[start of DATA SECTION]
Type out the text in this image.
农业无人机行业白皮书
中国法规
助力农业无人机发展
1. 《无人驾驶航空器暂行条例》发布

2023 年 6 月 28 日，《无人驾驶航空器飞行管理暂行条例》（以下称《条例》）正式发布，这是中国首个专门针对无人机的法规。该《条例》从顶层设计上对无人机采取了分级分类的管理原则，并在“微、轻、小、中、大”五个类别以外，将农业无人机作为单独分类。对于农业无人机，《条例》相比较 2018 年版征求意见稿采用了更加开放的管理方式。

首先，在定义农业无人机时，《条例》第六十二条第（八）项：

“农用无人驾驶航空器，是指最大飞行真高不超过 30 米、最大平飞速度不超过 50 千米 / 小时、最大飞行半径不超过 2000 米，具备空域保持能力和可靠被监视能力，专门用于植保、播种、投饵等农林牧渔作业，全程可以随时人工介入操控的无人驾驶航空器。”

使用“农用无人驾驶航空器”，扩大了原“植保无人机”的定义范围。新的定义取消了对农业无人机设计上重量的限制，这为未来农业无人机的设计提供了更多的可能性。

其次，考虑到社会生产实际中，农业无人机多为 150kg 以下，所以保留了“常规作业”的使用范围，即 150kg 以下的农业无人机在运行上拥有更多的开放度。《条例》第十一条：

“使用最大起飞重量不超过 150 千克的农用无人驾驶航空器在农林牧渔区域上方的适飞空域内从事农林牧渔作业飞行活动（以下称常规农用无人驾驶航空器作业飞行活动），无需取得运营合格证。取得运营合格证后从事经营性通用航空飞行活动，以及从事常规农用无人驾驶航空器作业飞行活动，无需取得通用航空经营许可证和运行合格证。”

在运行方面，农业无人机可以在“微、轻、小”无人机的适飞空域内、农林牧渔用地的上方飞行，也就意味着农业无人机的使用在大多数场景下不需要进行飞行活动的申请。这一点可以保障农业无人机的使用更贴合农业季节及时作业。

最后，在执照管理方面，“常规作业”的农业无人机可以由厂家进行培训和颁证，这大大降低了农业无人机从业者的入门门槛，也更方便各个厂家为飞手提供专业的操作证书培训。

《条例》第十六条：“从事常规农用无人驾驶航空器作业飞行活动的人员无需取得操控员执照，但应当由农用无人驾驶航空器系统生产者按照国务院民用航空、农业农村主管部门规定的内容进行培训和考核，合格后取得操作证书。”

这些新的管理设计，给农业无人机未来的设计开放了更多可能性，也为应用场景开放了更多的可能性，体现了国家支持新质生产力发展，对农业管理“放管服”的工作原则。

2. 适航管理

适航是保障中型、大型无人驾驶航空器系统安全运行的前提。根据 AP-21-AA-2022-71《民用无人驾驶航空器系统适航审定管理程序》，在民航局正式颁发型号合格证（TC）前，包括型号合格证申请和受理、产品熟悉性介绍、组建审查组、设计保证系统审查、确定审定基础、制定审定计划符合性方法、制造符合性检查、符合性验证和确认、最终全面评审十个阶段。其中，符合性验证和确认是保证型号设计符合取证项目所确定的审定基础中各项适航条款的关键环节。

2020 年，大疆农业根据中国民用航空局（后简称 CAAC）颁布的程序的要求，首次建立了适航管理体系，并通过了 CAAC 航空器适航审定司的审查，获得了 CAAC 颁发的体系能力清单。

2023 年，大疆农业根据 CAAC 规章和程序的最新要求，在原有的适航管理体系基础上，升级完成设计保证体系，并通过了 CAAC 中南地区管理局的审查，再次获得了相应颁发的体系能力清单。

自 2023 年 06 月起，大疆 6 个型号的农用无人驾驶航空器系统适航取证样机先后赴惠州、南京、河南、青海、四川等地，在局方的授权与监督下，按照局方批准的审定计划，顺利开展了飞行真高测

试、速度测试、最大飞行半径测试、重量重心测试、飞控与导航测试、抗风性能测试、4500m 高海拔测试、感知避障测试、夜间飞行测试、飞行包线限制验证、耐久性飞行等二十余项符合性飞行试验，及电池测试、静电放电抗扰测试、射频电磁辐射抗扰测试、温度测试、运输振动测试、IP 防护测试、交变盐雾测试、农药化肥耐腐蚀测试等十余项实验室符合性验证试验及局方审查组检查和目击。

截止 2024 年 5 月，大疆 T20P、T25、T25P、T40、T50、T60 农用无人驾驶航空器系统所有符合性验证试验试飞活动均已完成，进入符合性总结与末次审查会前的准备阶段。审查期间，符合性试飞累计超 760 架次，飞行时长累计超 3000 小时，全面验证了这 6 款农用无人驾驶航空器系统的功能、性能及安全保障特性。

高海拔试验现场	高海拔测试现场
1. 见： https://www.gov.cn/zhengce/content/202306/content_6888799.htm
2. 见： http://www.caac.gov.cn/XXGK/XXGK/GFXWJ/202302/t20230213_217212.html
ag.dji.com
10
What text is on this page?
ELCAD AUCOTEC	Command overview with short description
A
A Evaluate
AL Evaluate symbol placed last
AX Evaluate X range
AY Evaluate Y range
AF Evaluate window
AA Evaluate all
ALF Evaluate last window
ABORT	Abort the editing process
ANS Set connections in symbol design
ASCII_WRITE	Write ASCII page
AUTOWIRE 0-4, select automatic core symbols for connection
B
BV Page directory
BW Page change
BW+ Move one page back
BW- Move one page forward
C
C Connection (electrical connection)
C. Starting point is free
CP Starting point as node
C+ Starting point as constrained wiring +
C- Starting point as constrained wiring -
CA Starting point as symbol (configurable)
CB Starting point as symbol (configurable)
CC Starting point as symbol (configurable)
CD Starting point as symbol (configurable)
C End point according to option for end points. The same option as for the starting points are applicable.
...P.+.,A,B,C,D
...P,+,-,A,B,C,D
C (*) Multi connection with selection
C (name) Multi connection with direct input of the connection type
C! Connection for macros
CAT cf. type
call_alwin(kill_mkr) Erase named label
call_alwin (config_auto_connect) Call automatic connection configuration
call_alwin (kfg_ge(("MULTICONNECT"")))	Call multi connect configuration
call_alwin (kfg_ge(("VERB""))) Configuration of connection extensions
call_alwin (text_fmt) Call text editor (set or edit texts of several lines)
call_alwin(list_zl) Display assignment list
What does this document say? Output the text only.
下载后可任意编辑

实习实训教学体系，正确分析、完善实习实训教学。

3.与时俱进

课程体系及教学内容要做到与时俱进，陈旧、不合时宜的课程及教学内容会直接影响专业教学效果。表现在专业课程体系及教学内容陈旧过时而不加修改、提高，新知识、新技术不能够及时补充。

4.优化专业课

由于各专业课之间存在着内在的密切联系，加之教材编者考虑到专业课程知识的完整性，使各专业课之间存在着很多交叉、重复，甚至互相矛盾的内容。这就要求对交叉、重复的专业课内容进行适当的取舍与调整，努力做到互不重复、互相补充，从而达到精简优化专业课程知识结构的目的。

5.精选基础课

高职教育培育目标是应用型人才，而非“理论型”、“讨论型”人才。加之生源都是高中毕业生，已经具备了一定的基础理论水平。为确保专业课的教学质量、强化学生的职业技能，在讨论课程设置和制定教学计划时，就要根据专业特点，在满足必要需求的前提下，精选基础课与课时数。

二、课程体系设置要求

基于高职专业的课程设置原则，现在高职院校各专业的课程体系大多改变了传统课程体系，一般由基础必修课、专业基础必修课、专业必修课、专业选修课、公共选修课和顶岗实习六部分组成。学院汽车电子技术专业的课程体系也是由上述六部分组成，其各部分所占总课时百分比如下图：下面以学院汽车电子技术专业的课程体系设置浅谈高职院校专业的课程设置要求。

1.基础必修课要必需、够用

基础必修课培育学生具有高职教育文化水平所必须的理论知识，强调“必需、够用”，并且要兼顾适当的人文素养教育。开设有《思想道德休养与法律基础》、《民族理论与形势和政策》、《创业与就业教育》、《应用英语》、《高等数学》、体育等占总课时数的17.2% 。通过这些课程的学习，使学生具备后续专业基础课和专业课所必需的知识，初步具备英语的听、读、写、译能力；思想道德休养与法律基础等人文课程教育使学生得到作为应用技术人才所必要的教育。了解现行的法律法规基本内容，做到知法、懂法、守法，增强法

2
[end of DATA SECTION]
* [DIRECTIONS FOR THIS TASK]:
List all lines above in which the string "last" appears.

* [SOLUTION TO THE PROBLEM]:
AL Evaluate symbol placed last
ALF Evaluate last window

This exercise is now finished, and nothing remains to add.